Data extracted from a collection
######

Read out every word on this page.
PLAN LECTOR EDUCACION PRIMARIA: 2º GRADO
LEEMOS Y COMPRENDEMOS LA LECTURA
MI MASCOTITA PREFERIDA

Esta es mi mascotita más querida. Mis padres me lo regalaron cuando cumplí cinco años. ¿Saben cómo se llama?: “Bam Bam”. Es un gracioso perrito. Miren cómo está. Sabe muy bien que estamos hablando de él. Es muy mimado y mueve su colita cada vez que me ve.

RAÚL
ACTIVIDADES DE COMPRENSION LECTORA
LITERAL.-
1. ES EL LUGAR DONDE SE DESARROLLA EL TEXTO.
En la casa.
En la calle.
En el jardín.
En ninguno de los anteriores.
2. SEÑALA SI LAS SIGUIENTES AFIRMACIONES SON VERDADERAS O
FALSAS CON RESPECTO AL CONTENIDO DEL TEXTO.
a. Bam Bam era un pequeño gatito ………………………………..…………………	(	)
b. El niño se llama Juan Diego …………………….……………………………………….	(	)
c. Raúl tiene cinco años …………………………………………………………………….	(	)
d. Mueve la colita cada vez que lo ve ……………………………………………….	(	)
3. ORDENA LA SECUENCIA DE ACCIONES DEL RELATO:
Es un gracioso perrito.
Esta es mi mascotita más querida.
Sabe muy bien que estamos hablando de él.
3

######

_What to work on_:
Keep only those lines of the records that hold "gracioso", and return them.

_Response for this exercise_:
Esta es mi mascotita más querida. Mis padres me lo regalaron cuando cumplí cinco años. ¿Saben cómo se llama?: “Bam Bam”. Es un gracioso perrito. Miren cómo está. Sabe muy bien que estamos hablando de él. Es muy mimado y mueve su colita cada vez que me ve.
Es un gracioso perrito.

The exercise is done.